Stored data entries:
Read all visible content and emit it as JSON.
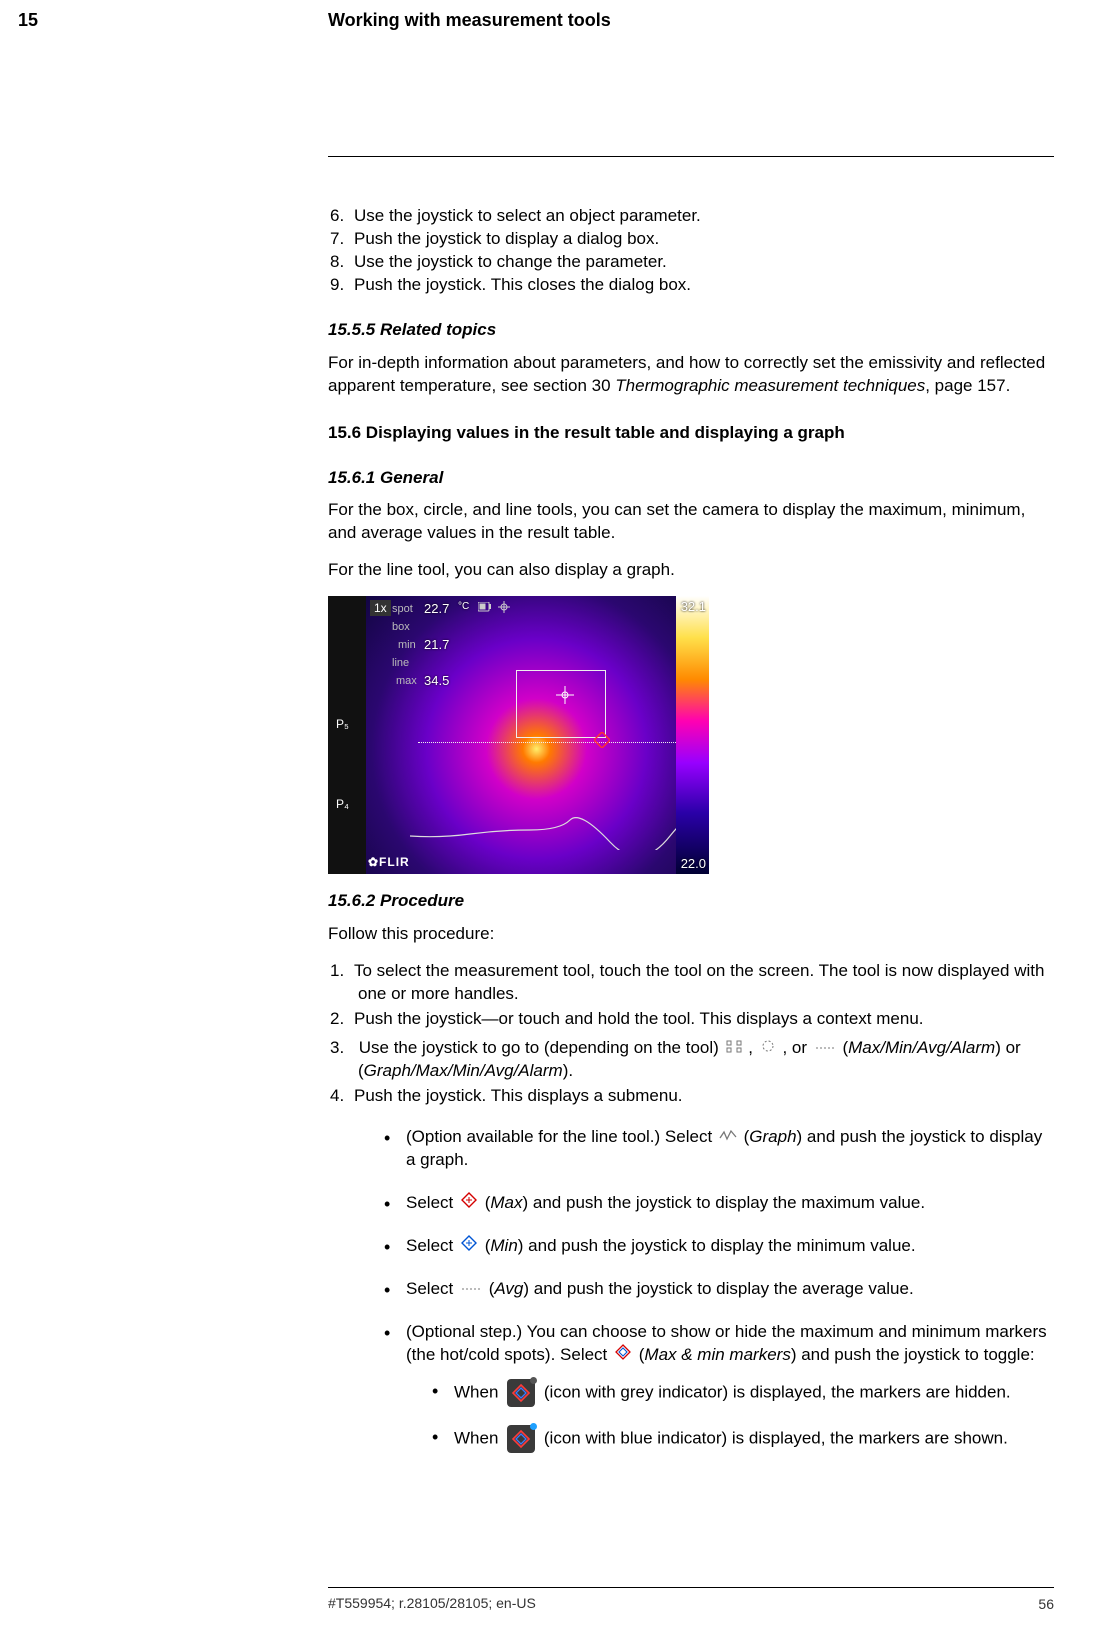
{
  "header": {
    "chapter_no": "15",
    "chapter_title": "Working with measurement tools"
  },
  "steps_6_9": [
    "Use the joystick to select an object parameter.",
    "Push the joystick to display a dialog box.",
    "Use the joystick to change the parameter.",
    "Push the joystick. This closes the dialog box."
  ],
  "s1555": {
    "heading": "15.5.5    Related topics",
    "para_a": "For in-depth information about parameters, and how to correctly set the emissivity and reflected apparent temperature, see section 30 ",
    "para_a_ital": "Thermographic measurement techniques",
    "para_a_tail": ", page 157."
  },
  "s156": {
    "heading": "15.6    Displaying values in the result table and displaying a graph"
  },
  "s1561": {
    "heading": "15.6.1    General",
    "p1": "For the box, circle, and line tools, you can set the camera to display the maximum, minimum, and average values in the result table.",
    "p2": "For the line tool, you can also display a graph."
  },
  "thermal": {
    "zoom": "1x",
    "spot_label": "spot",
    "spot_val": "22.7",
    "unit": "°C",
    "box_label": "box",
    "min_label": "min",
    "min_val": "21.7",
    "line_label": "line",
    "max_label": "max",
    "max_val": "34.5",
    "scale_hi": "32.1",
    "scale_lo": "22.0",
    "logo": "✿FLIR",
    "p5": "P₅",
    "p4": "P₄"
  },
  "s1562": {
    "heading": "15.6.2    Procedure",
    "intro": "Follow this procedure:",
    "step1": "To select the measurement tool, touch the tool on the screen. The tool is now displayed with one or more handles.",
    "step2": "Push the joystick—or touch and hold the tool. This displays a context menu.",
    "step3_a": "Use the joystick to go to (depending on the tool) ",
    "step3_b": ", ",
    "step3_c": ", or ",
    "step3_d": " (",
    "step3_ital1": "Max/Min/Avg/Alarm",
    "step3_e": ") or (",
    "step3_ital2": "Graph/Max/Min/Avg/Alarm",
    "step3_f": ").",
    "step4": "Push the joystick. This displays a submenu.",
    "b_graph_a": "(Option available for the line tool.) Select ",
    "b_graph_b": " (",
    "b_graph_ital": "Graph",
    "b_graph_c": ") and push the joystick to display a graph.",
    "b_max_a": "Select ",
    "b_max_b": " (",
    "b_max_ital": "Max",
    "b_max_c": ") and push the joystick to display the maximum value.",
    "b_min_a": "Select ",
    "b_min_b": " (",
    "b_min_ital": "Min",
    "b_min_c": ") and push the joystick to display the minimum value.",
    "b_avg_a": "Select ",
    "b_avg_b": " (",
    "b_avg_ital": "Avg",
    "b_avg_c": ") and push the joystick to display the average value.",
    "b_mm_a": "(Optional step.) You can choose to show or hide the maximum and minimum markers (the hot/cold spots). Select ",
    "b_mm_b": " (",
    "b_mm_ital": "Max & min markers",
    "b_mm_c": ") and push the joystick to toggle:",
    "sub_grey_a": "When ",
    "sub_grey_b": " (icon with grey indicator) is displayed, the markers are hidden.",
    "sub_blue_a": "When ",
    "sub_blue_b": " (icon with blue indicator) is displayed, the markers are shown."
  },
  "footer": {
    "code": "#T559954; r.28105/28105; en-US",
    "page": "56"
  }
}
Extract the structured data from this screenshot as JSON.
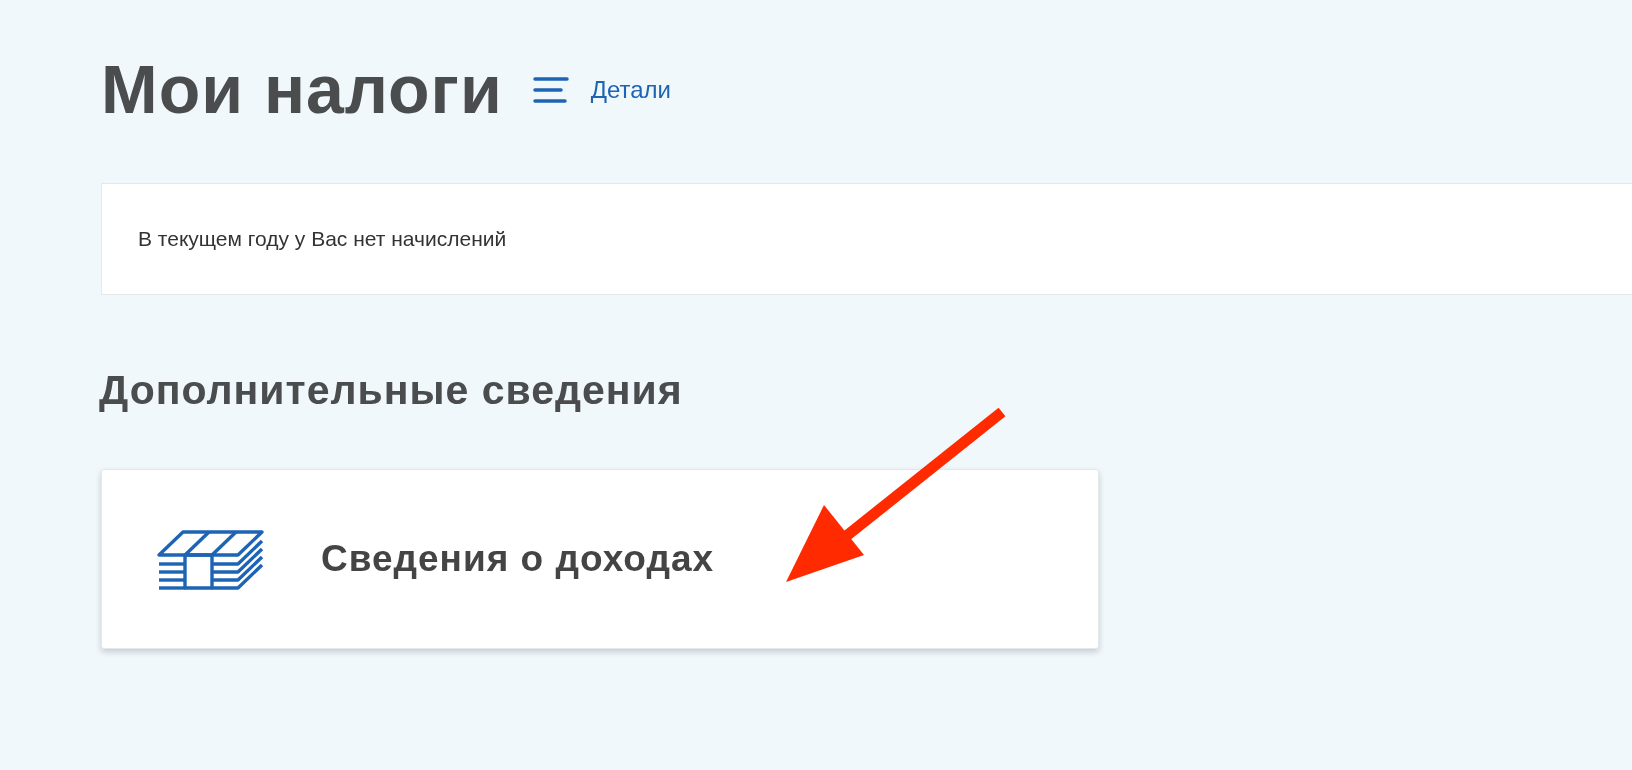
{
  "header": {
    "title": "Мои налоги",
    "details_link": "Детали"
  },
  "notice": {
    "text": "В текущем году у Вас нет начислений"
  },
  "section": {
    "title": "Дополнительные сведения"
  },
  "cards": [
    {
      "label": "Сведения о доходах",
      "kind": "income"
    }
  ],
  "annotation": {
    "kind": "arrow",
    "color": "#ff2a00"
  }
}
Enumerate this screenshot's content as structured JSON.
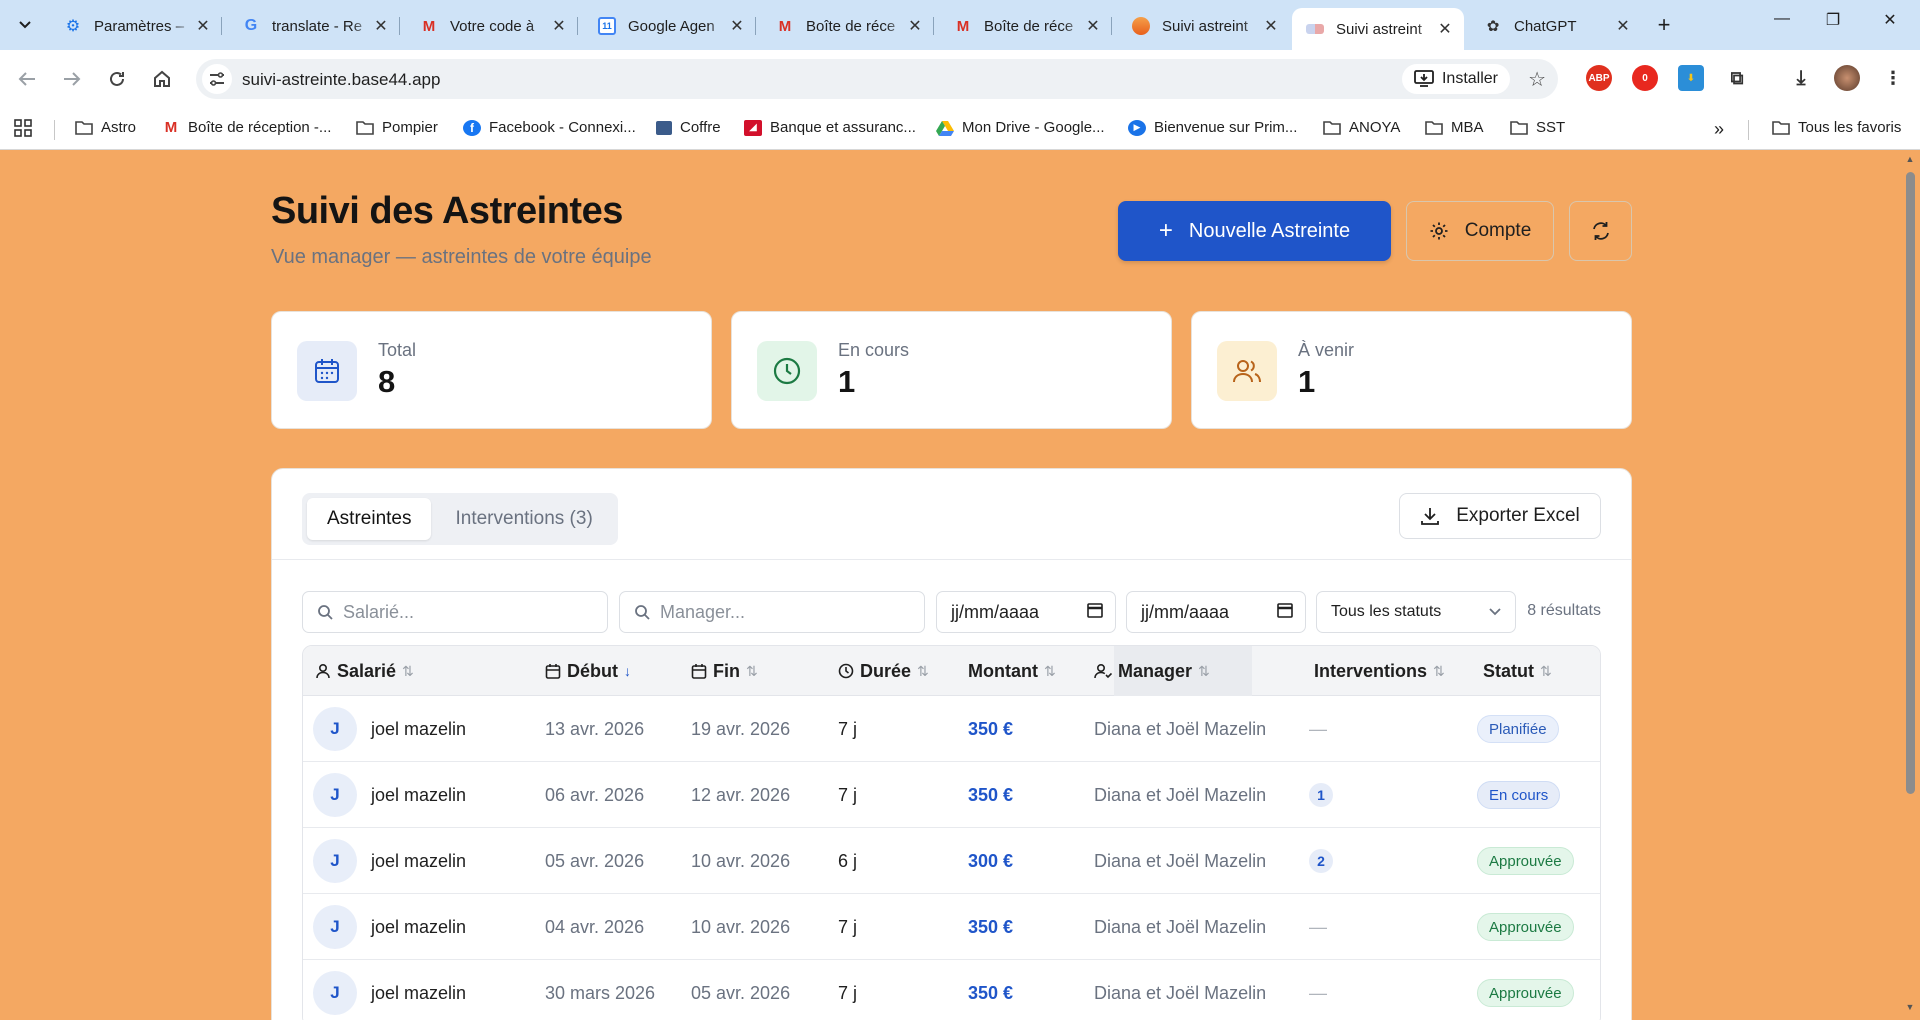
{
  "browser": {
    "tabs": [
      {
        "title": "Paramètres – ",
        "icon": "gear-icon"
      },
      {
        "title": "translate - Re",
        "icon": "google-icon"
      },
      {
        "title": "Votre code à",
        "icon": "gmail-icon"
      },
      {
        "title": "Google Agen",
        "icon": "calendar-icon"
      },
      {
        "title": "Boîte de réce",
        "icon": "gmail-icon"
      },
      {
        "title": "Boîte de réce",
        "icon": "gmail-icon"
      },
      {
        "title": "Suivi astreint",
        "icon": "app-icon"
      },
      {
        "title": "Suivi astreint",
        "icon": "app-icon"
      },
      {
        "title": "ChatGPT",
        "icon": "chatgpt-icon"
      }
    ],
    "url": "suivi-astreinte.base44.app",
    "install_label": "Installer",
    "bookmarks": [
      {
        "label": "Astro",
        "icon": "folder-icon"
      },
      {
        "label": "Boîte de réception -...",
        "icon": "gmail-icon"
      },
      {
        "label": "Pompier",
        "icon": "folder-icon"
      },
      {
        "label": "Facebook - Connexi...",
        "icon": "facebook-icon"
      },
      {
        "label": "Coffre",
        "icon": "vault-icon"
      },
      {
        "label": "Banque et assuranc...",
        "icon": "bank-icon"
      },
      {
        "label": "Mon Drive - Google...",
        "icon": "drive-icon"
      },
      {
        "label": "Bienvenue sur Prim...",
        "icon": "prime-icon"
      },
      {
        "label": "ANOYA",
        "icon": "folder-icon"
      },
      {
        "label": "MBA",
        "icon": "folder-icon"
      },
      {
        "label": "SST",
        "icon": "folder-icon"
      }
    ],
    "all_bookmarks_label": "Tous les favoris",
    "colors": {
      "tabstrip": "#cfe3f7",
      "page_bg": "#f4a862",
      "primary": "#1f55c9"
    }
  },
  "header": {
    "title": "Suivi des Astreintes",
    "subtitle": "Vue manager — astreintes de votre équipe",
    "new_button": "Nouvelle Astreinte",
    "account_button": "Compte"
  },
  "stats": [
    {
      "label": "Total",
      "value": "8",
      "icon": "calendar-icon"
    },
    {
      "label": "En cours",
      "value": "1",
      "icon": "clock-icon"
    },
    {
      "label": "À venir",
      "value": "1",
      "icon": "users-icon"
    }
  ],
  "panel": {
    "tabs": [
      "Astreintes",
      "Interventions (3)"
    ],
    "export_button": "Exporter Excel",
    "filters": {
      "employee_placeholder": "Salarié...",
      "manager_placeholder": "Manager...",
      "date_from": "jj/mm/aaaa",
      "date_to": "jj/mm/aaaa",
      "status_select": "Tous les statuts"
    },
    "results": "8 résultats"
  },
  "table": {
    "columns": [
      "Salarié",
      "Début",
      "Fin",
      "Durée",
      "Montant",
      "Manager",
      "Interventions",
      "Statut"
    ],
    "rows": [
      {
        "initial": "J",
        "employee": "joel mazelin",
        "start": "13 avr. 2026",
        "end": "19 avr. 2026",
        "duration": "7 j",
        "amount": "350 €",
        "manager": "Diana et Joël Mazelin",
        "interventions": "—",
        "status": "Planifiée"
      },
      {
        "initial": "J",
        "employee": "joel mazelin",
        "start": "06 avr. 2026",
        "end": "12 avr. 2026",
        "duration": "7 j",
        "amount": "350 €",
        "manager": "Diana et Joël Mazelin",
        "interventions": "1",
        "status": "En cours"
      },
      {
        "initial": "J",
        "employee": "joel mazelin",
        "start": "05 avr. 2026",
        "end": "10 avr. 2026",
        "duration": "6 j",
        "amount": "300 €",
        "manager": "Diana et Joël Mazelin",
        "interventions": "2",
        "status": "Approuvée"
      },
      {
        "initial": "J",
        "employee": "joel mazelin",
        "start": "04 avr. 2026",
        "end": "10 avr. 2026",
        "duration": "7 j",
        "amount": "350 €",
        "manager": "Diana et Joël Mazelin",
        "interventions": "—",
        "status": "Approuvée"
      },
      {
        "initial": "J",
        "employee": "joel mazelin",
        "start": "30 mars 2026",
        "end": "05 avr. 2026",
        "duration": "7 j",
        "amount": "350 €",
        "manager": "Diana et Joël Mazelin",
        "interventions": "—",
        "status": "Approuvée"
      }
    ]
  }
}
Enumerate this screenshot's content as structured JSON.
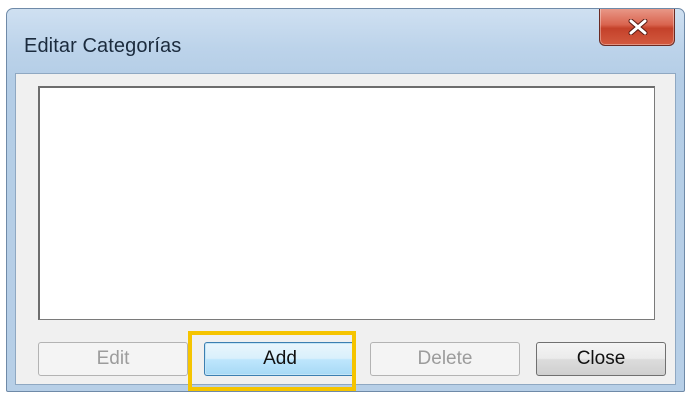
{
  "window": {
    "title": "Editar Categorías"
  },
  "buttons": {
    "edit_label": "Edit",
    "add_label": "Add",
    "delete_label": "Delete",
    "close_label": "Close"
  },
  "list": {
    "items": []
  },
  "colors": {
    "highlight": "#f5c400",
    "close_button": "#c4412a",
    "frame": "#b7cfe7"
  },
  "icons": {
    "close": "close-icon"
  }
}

Directive. Copy every line from the records above that contains the word "average".

Complete output.
    "p1": "For the box, circle, and line tools, you can set the camera to display the maximum, minimum, and average values in the result table.",
    "b_avg_c": ") and push the joystick to display the average value.",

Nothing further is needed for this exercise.